→ **Objective**
Give the material again in full, matching it exactly.

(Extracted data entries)

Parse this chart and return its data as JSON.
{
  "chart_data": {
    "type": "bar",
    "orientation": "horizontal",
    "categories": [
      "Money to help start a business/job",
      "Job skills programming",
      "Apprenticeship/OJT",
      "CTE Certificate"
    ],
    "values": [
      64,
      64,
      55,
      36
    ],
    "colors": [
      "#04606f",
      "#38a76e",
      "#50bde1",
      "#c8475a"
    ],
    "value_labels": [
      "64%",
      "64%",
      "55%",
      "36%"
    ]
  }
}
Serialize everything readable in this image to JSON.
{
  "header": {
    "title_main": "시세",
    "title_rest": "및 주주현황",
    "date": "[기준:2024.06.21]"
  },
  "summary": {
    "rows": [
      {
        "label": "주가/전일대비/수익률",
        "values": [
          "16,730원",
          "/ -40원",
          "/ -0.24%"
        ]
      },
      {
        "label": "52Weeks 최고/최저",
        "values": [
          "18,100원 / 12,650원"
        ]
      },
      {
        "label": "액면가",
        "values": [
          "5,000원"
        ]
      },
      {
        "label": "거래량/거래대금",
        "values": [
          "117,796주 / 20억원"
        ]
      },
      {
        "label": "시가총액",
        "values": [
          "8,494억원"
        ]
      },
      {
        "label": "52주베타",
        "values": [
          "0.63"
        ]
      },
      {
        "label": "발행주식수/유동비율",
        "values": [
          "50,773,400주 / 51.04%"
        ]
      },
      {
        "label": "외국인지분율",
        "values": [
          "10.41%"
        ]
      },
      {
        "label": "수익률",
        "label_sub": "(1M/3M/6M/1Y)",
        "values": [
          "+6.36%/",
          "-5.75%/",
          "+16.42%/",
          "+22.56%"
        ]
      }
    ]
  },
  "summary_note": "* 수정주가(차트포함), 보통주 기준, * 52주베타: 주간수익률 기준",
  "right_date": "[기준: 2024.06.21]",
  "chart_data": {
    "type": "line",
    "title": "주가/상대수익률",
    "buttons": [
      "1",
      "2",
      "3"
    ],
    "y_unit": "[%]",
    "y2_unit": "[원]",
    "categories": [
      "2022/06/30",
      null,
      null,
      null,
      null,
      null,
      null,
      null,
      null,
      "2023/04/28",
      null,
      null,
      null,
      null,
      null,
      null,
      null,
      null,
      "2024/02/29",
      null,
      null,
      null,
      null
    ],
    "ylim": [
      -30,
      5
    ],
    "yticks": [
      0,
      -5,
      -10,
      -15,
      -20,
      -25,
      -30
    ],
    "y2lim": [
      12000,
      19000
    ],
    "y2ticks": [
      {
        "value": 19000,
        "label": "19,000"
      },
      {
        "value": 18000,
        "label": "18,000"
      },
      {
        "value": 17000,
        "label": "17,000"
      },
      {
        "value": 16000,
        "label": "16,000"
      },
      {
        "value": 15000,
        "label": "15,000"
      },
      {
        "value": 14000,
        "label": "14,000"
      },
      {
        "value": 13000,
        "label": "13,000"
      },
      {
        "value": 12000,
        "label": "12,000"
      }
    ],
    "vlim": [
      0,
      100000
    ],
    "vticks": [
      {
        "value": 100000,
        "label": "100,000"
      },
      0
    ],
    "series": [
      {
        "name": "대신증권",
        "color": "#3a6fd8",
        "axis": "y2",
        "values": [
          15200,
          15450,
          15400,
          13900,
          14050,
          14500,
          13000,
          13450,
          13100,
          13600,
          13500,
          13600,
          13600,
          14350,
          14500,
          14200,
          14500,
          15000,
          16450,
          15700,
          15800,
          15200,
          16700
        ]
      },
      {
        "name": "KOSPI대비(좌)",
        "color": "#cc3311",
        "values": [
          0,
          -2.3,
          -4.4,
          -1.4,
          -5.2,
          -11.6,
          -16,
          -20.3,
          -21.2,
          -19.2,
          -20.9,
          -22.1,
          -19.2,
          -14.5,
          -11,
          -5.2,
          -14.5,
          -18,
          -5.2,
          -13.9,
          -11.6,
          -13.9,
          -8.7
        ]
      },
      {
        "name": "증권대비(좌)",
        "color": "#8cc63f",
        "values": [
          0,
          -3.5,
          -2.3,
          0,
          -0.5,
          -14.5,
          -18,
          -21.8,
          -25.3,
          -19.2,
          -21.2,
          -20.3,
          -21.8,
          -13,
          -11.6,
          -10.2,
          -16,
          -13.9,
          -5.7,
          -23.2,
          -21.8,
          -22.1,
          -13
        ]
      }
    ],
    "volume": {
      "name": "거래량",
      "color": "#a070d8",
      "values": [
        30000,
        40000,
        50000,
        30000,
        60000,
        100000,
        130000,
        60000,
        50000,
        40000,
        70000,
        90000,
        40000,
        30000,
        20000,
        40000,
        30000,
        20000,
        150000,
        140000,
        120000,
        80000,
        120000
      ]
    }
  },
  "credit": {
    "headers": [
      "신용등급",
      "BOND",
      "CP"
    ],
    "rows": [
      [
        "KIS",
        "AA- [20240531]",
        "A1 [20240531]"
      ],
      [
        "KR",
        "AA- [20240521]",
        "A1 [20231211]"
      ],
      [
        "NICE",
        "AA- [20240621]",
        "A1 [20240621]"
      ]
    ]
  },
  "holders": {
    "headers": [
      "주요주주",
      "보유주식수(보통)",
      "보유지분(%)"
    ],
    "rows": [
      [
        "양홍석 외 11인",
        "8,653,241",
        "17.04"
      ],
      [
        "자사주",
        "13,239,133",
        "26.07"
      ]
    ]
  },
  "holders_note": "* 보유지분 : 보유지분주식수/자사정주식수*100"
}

→ **Output for this task**
Parse this chart and return its data as JSON.
{
  "chart_data": {
    "type": "bar",
    "orientation": "horizontal",
    "categories": [
      "Money to help start a business/job",
      "Job skills programming",
      "Apprenticeship/OJT",
      "CTE Certificate"
    ],
    "values": [
      64,
      64,
      55,
      36
    ],
    "colors": [
      "#04606f",
      "#38a76e",
      "#50bde1",
      "#c8475a"
    ],
    "value_labels": [
      "64%",
      "64%",
      "55%",
      "36%"
    ]
  }
}
Serialize everything readable in this image to JSON.
{
  "header": {
    "title_main": "시세",
    "title_rest": "및 주주현황",
    "date": "[기준:2024.06.21]"
  },
  "summary": {
    "rows": [
      {
        "label": "주가/전일대비/수익률",
        "values": [
          "16,730원",
          "/ -40원",
          "/ -0.24%"
        ]
      },
      {
        "label": "52Weeks 최고/최저",
        "values": [
          "18,100원 / 12,650원"
        ]
      },
      {
        "label": "액면가",
        "values": [
          "5,000원"
        ]
      },
      {
        "label": "거래량/거래대금",
        "values": [
          "117,796주 / 20억원"
        ]
      },
      {
        "label": "시가총액",
        "values": [
          "8,494억원"
        ]
      },
      {
        "label": "52주베타",
        "values": [
          "0.63"
        ]
      },
      {
        "label": "발행주식수/유동비율",
        "values": [
          "50,773,400주 / 51.04%"
        ]
      },
      {
        "label": "외국인지분율",
        "values": [
          "10.41%"
        ]
      },
      {
        "label": "수익률",
        "label_sub": "(1M/3M/6M/1Y)",
        "values": [
          "+6.36%/",
          "-5.75%/",
          "+16.42%/",
          "+22.56%"
        ]
      }
    ]
  },
  "summary_note": "* 수정주가(차트포함), 보통주 기준, * 52주베타: 주간수익률 기준",
  "right_date": "[기준: 2024.06.21]",
  "chart_data": {
    "type": "line",
    "title": "주가/상대수익률",
    "buttons": [
      "1",
      "2",
      "3"
    ],
    "y_unit": "[%]",
    "y2_unit": "[원]",
    "categories": [
      "2022/06/30",
      null,
      null,
      null,
      null,
      null,
      null,
      null,
      null,
      "2023/04/28",
      null,
      null,
      null,
      null,
      null,
      null,
      null,
      null,
      "2024/02/29",
      null,
      null,
      null,
      null
    ],
    "ylim": [
      -30,
      5
    ],
    "yticks": [
      0,
      -5,
      -10,
      -15,
      -20,
      -25,
      -30
    ],
    "y2lim": [
      12000,
      19000
    ],
    "y2ticks": [
      {
        "value": 19000,
        "label": "19,000"
      },
      {
        "value": 18000,
        "label": "18,000"
      },
      {
        "value": 17000,
        "label": "17,000"
      },
      {
        "value": 16000,
        "label": "16,000"
      },
      {
        "value": 15000,
        "label": "15,000"
      },
      {
        "value": 14000,
        "label": "14,000"
      },
      {
        "value": 13000,
        "label": "13,000"
      },
      {
        "value": 12000,
        "label": "12,000"
      }
    ],
    "vlim": [
      0,
      100000
    ],
    "vticks": [
      {
        "value": 100000,
        "label": "100,000"
      },
      0
    ],
    "series": [
      {
        "name": "대신증권",
        "color": "#3a6fd8",
        "axis": "y2",
        "values": [
          15200,
          15450,
          15400,
          13900,
          14050,
          14500,
          13000,
          13450,
          13100,
          13600,
          13500,
          13600,
          13600,
          14350,
          14500,
          14200,
          14500,
          15000,
          16450,
          15700,
          15800,
          15200,
          16700
        ]
      },
      {
        "name": "KOSPI대비(좌)",
        "color": "#cc3311",
        "values": [
          0,
          -2.3,
          -4.4,
          -1.4,
          -5.2,
          -11.6,
          -16,
          -20.3,
          -21.2,
          -19.2,
          -20.9,
          -22.1,
          -19.2,
          -14.5,
          -11,
          -5.2,
          -14.5,
          -18,
          -5.2,
          -13.9,
          -11.6,
          -13.9,
          -8.7
        ]
      },
      {
        "name": "증권대비(좌)",
        "color": "#8cc63f",
        "values": [
          0,
          -3.5,
          -2.3,
          0,
          -0.5,
          -14.5,
          -18,
          -21.8,
          -25.3,
          -19.2,
          -21.2,
          -20.3,
          -21.8,
          -13,
          -11.6,
          -10.2,
          -16,
          -13.9,
          -5.7,
          -23.2,
          -21.8,
          -22.1,
          -13
        ]
      }
    ],
    "volume": {
      "name": "거래량",
      "color": "#a070d8",
      "values": [
        30000,
        40000,
        50000,
        30000,
        60000,
        100000,
        130000,
        60000,
        50000,
        40000,
        70000,
        90000,
        40000,
        30000,
        20000,
        40000,
        30000,
        20000,
        150000,
        140000,
        120000,
        80000,
        120000
      ]
    }
  },
  "credit": {
    "headers": [
      "신용등급",
      "BOND",
      "CP"
    ],
    "rows": [
      [
        "KIS",
        "AA- [20240531]",
        "A1 [20240531]"
      ],
      [
        "KR",
        "AA- [20240521]",
        "A1 [20231211]"
      ],
      [
        "NICE",
        "AA- [20240621]",
        "A1 [20240621]"
      ]
    ]
  },
  "holders": {
    "headers": [
      "주요주주",
      "보유주식수(보통)",
      "보유지분(%)"
    ],
    "rows": [
      [
        "양홍석 외 11인",
        "8,653,241",
        "17.04"
      ],
      [
        "자사주",
        "13,239,133",
        "26.07"
      ]
    ]
  },
  "holders_note": "* 보유지분 : 보유지분주식수/자사정주식수*100"
}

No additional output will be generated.